Task to complete: Give only the number of lines in the data that include the string "командиров".

(Data entries)
========================================

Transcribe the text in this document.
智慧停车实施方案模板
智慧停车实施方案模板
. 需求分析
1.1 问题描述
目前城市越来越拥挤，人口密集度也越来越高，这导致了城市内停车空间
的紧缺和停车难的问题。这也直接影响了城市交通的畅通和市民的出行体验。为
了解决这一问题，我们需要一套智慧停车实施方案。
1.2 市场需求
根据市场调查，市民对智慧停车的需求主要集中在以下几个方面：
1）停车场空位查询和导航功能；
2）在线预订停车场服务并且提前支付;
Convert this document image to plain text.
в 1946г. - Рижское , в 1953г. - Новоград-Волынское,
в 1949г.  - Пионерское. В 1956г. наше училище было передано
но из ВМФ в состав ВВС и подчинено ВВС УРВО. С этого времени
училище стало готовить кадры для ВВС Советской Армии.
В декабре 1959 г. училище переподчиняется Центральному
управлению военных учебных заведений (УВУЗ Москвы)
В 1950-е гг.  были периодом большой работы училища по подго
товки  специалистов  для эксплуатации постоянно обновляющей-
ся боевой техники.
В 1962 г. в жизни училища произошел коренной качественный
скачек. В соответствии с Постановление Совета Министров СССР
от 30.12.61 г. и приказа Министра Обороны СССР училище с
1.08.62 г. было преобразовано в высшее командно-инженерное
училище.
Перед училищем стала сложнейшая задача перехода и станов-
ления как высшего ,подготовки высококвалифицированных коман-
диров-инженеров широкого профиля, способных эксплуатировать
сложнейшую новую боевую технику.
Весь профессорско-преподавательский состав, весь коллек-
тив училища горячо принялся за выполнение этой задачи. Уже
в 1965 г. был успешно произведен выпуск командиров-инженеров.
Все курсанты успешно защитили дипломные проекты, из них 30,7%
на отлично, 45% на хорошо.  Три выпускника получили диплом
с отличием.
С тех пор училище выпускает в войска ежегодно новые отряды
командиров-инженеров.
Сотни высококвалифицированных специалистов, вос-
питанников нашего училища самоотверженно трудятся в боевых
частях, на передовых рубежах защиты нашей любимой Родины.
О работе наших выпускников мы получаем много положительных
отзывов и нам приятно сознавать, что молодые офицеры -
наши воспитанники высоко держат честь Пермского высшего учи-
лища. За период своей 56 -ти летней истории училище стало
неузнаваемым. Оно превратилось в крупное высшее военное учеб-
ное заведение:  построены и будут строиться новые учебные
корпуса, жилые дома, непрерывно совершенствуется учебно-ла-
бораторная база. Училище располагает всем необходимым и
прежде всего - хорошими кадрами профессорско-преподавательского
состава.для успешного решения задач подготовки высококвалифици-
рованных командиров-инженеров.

========================================

Exercise solution: 3